Problem to solve ▸ Return every entry exactly as written.

Data records

###

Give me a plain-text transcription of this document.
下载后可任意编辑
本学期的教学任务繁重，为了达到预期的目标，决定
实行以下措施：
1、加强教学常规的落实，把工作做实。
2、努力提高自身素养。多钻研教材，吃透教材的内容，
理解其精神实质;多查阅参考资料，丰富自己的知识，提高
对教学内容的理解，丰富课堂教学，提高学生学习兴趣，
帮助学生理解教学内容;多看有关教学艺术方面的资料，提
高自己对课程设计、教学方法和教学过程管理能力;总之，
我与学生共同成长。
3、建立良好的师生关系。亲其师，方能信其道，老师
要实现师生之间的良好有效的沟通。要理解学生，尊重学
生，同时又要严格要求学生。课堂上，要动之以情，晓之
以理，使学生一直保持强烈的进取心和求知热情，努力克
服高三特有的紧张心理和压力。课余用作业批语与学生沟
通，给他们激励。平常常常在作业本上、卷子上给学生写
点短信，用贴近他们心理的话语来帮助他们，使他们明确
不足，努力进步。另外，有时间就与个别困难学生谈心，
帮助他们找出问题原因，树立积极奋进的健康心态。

###

Response to this exercise ▸
Give me a plain-text transcription of this document.
下载后可任意编辑
本学期的教学任务繁重，为了达到预期的目标，决定
实行以下措施：
1、加强教学常规的落实，把工作做实。
2、努力提高自身素养。多钻研教材，吃透教材的内容，
理解其精神实质;多查阅参考资料，丰富自己的知识，提高
对教学内容的理解，丰富课堂教学，提高学生学习兴趣，
帮助学生理解教学内容;多看有关教学艺术方面的资料，提
高自己对课程设计、教学方法和教学过程管理能力;总之，
我与学生共同成长。
3、建立良好的师生关系。亲其师，方能信其道，老师
要实现师生之间的良好有效的沟通。要理解学生，尊重学
生，同时又要严格要求学生。课堂上，要动之以情，晓之
以理，使学生一直保持强烈的进取心和求知热情，努力克
服高三特有的紧张心理和压力。课余用作业批语与学生沟
通，给他们激励。平常常常在作业本上、卷子上给学生写
点短信，用贴近他们心理的话语来帮助他们，使他们明确
不足，努力进步。另外，有时间就与个别困难学生谈心，
帮助他们找出问题原因，树立积极奋进的健康心态。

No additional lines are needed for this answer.